◆ **INPUT DATA**
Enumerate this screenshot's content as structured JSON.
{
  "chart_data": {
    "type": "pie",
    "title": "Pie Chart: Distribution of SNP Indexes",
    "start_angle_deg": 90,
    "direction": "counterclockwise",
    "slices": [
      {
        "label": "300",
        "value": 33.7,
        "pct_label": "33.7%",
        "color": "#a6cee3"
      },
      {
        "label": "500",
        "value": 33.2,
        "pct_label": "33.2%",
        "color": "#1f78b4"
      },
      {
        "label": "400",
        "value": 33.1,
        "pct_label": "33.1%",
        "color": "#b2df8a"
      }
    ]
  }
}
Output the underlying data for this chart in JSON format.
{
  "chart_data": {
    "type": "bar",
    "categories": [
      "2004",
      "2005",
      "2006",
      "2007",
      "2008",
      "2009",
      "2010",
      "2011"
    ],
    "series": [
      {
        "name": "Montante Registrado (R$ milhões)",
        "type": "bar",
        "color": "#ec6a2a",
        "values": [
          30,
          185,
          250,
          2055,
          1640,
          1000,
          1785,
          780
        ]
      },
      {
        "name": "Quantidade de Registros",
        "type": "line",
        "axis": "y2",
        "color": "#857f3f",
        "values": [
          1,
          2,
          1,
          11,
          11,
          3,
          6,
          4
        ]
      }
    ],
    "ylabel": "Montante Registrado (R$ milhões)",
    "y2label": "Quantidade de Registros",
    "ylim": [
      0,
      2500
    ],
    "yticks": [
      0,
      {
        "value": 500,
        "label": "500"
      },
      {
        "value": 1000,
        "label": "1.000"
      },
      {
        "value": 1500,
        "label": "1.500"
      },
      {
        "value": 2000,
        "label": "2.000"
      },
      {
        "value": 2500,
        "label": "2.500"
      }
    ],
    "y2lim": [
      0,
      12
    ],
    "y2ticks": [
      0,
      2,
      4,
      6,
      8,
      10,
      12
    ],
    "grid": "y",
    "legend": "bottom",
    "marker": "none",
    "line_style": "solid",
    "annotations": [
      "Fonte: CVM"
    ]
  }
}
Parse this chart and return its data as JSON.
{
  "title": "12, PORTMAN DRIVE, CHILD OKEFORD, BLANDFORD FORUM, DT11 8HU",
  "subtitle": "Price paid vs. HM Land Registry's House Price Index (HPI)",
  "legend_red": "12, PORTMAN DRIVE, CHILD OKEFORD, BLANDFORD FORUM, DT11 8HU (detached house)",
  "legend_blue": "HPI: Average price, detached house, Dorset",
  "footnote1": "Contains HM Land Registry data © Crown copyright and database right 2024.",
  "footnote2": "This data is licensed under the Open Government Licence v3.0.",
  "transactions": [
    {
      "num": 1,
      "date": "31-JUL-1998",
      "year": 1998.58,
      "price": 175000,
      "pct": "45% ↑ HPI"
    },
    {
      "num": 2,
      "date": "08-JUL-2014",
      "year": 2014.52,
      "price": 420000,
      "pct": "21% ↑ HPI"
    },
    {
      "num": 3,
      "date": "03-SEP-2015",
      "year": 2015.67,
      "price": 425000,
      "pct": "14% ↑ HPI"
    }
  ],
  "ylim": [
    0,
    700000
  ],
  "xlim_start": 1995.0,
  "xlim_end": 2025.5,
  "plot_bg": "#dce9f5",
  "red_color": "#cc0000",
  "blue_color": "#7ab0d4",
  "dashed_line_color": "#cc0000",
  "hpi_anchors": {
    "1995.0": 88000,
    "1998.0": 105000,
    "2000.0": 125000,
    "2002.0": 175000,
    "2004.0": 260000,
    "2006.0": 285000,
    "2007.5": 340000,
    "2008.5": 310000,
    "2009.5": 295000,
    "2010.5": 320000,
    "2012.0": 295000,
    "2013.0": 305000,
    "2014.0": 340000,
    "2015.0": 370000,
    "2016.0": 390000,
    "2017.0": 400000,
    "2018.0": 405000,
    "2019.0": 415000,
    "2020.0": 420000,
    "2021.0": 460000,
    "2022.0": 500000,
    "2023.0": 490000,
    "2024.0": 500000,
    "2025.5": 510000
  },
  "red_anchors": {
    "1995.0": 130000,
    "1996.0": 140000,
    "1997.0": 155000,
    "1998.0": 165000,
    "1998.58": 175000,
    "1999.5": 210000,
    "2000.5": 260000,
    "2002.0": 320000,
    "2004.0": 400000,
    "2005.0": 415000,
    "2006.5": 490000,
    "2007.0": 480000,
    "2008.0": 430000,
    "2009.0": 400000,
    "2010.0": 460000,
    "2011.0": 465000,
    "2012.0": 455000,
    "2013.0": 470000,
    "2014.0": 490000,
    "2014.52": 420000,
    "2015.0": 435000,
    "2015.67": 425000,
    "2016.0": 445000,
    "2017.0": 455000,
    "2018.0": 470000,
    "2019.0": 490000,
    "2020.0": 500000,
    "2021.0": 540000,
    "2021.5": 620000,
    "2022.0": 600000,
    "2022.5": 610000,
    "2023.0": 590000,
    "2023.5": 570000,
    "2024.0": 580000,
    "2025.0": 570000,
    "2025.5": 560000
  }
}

◆ **WHAT YOU NEED TO DO**
Working from the material above, retype it in its entirety without change.

◆ **OUTPUT FOR THIS TASK**
Enumerate this screenshot's content as structured JSON.
{
  "chart_data": {
    "type": "pie",
    "title": "Pie Chart: Distribution of SNP Indexes",
    "start_angle_deg": 90,
    "direction": "counterclockwise",
    "slices": [
      {
        "label": "300",
        "value": 33.7,
        "pct_label": "33.7%",
        "color": "#a6cee3"
      },
      {
        "label": "500",
        "value": 33.2,
        "pct_label": "33.2%",
        "color": "#1f78b4"
      },
      {
        "label": "400",
        "value": 33.1,
        "pct_label": "33.1%",
        "color": "#b2df8a"
      }
    ]
  }
}
Output the underlying data for this chart in JSON format.
{
  "chart_data": {
    "type": "bar",
    "categories": [
      "2004",
      "2005",
      "2006",
      "2007",
      "2008",
      "2009",
      "2010",
      "2011"
    ],
    "series": [
      {
        "name": "Montante Registrado (R$ milhões)",
        "type": "bar",
        "color": "#ec6a2a",
        "values": [
          30,
          185,
          250,
          2055,
          1640,
          1000,
          1785,
          780
        ]
      },
      {
        "name": "Quantidade de Registros",
        "type": "line",
        "axis": "y2",
        "color": "#857f3f",
        "values": [
          1,
          2,
          1,
          11,
          11,
          3,
          6,
          4
        ]
      }
    ],
    "ylabel": "Montante Registrado (R$ milhões)",
    "y2label": "Quantidade de Registros",
    "ylim": [
      0,
      2500
    ],
    "yticks": [
      0,
      {
        "value": 500,
        "label": "500"
      },
      {
        "value": 1000,
        "label": "1.000"
      },
      {
        "value": 1500,
        "label": "1.500"
      },
      {
        "value": 2000,
        "label": "2.000"
      },
      {
        "value": 2500,
        "label": "2.500"
      }
    ],
    "y2lim": [
      0,
      12
    ],
    "y2ticks": [
      0,
      2,
      4,
      6,
      8,
      10,
      12
    ],
    "grid": "y",
    "legend": "bottom",
    "marker": "none",
    "line_style": "solid",
    "annotations": [
      "Fonte: CVM"
    ]
  }
}
Parse this chart and return its data as JSON.
{
  "title": "12, PORTMAN DRIVE, CHILD OKEFORD, BLANDFORD FORUM, DT11 8HU",
  "subtitle": "Price paid vs. HM Land Registry's House Price Index (HPI)",
  "legend_red": "12, PORTMAN DRIVE, CHILD OKEFORD, BLANDFORD FORUM, DT11 8HU (detached house)",
  "legend_blue": "HPI: Average price, detached house, Dorset",
  "footnote1": "Contains HM Land Registry data © Crown copyright and database right 2024.",
  "footnote2": "This data is licensed under the Open Government Licence v3.0.",
  "transactions": [
    {
      "num": 1,
      "date": "31-JUL-1998",
      "year": 1998.58,
      "price": 175000,
      "pct": "45% ↑ HPI"
    },
    {
      "num": 2,
      "date": "08-JUL-2014",
      "year": 2014.52,
      "price": 420000,
      "pct": "21% ↑ HPI"
    },
    {
      "num": 3,
      "date": "03-SEP-2015",
      "year": 2015.67,
      "price": 425000,
      "pct": "14% ↑ HPI"
    }
  ],
  "ylim": [
    0,
    700000
  ],
  "xlim_start": 1995.0,
  "xlim_end": 2025.5,
  "plot_bg": "#dce9f5",
  "red_color": "#cc0000",
  "blue_color": "#7ab0d4",
  "dashed_line_color": "#cc0000",
  "hpi_anchors": {
    "1995.0": 88000,
    "1998.0": 105000,
    "2000.0": 125000,
    "2002.0": 175000,
    "2004.0": 260000,
    "2006.0": 285000,
    "2007.5": 340000,
    "2008.5": 310000,
    "2009.5": 295000,
    "2010.5": 320000,
    "2012.0": 295000,
    "2013.0": 305000,
    "2014.0": 340000,
    "2015.0": 370000,
    "2016.0": 390000,
    "2017.0": 400000,
    "2018.0": 405000,
    "2019.0": 415000,
    "2020.0": 420000,
    "2021.0": 460000,
    "2022.0": 500000,
    "2023.0": 490000,
    "2024.0": 500000,
    "2025.5": 510000
  },
  "red_anchors": {
    "1995.0": 130000,
    "1996.0": 140000,
    "1997.0": 155000,
    "1998.0": 165000,
    "1998.58": 175000,
    "1999.5": 210000,
    "2000.5": 260000,
    "2002.0": 320000,
    "2004.0": 400000,
    "2005.0": 415000,
    "2006.5": 490000,
    "2007.0": 480000,
    "2008.0": 430000,
    "2009.0": 400000,
    "2010.0": 460000,
    "2011.0": 465000,
    "2012.0": 455000,
    "2013.0": 470000,
    "2014.0": 490000,
    "2014.52": 420000,
    "2015.0": 435000,
    "2015.67": 425000,
    "2016.0": 445000,
    "2017.0": 455000,
    "2018.0": 470000,
    "2019.0": 490000,
    "2020.0": 500000,
    "2021.0": 540000,
    "2021.5": 620000,
    "2022.0": 600000,
    "2022.5": 610000,
    "2023.0": 590000,
    "2023.5": 570000,
    "2024.0": 580000,
    "2025.0": 570000,
    "2025.5": 560000
  }
}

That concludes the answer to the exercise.